Given problem:
Quote the listing below in its entirety.

++++++++++

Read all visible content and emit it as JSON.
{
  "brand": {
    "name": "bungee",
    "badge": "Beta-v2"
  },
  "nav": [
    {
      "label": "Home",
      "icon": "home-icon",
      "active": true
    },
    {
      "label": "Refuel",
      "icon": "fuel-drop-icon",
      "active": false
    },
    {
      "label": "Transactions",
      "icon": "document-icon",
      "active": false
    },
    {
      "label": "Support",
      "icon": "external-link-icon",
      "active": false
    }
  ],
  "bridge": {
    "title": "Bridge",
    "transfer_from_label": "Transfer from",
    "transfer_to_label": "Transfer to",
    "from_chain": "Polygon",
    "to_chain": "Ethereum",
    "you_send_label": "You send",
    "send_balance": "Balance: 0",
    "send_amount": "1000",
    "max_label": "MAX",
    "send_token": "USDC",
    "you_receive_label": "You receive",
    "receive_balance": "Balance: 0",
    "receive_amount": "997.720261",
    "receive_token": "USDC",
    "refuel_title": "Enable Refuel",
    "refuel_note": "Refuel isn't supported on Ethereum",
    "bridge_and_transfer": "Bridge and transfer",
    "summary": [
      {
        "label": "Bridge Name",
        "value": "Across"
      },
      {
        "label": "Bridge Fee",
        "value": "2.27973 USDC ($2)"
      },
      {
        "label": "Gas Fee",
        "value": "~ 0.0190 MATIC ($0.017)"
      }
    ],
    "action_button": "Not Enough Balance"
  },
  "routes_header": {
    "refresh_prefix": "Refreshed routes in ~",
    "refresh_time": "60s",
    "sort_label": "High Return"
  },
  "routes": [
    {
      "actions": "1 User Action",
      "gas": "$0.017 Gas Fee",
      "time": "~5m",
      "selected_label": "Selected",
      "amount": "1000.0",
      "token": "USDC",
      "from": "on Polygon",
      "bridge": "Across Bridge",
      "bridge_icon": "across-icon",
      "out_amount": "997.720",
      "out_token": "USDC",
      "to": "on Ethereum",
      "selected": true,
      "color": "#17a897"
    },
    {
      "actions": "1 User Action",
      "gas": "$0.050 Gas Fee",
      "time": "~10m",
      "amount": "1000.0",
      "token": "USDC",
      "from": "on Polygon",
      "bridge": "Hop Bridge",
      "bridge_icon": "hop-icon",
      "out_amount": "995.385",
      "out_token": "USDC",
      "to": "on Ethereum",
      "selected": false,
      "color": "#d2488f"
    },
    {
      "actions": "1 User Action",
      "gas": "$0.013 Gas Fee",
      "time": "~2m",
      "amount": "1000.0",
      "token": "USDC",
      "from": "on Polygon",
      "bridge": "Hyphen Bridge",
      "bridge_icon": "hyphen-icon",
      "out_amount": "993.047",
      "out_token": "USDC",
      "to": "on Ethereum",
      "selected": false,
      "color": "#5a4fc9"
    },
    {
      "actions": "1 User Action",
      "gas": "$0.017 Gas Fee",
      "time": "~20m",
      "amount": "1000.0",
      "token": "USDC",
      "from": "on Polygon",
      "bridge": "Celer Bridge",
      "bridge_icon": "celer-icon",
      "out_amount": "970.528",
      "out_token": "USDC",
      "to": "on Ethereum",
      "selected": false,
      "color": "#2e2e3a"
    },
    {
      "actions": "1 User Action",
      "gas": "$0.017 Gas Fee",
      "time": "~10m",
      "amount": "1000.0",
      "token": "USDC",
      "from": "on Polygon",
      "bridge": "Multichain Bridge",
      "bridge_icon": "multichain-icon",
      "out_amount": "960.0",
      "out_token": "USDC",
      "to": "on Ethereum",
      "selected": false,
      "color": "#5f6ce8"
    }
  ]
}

++++++++++

Result below:
Read all visible content and emit it as JSON.
{
  "brand": {
    "name": "bungee",
    "badge": "Beta-v2"
  },
  "nav": [
    {
      "label": "Home",
      "icon": "home-icon",
      "active": true
    },
    {
      "label": "Refuel",
      "icon": "fuel-drop-icon",
      "active": false
    },
    {
      "label": "Transactions",
      "icon": "document-icon",
      "active": false
    },
    {
      "label": "Support",
      "icon": "external-link-icon",
      "active": false
    }
  ],
  "bridge": {
    "title": "Bridge",
    "transfer_from_label": "Transfer from",
    "transfer_to_label": "Transfer to",
    "from_chain": "Polygon",
    "to_chain": "Ethereum",
    "you_send_label": "You send",
    "send_balance": "Balance: 0",
    "send_amount": "1000",
    "max_label": "MAX",
    "send_token": "USDC",
    "you_receive_label": "You receive",
    "receive_balance": "Balance: 0",
    "receive_amount": "997.720261",
    "receive_token": "USDC",
    "refuel_title": "Enable Refuel",
    "refuel_note": "Refuel isn't supported on Ethereum",
    "bridge_and_transfer": "Bridge and transfer",
    "summary": [
      {
        "label": "Bridge Name",
        "value": "Across"
      },
      {
        "label": "Bridge Fee",
        "value": "2.27973 USDC ($2)"
      },
      {
        "label": "Gas Fee",
        "value": "~ 0.0190 MATIC ($0.017)"
      }
    ],
    "action_button": "Not Enough Balance"
  },
  "routes_header": {
    "refresh_prefix": "Refreshed routes in ~",
    "refresh_time": "60s",
    "sort_label": "High Return"
  },
  "routes": [
    {
      "actions": "1 User Action",
      "gas": "$0.017 Gas Fee",
      "time": "~5m",
      "selected_label": "Selected",
      "amount": "1000.0",
      "token": "USDC",
      "from": "on Polygon",
      "bridge": "Across Bridge",
      "bridge_icon": "across-icon",
      "out_amount": "997.720",
      "out_token": "USDC",
      "to": "on Ethereum",
      "selected": true,
      "color": "#17a897"
    },
    {
      "actions": "1 User Action",
      "gas": "$0.050 Gas Fee",
      "time": "~10m",
      "amount": "1000.0",
      "token": "USDC",
      "from": "on Polygon",
      "bridge": "Hop Bridge",
      "bridge_icon": "hop-icon",
      "out_amount": "995.385",
      "out_token": "USDC",
      "to": "on Ethereum",
      "selected": false,
      "color": "#d2488f"
    },
    {
      "actions": "1 User Action",
      "gas": "$0.013 Gas Fee",
      "time": "~2m",
      "amount": "1000.0",
      "token": "USDC",
      "from": "on Polygon",
      "bridge": "Hyphen Bridge",
      "bridge_icon": "hyphen-icon",
      "out_amount": "993.047",
      "out_token": "USDC",
      "to": "on Ethereum",
      "selected": false,
      "color": "#5a4fc9"
    },
    {
      "actions": "1 User Action",
      "gas": "$0.017 Gas Fee",
      "time": "~20m",
      "amount": "1000.0",
      "token": "USDC",
      "from": "on Polygon",
      "bridge": "Celer Bridge",
      "bridge_icon": "celer-icon",
      "out_amount": "970.528",
      "out_token": "USDC",
      "to": "on Ethereum",
      "selected": false,
      "color": "#2e2e3a"
    },
    {
      "actions": "1 User Action",
      "gas": "$0.017 Gas Fee",
      "time": "~10m",
      "amount": "1000.0",
      "token": "USDC",
      "from": "on Polygon",
      "bridge": "Multichain Bridge",
      "bridge_icon": "multichain-icon",
      "out_amount": "960.0",
      "out_token": "USDC",
      "to": "on Ethereum",
      "selected": false,
      "color": "#5f6ce8"
    }
  ]
}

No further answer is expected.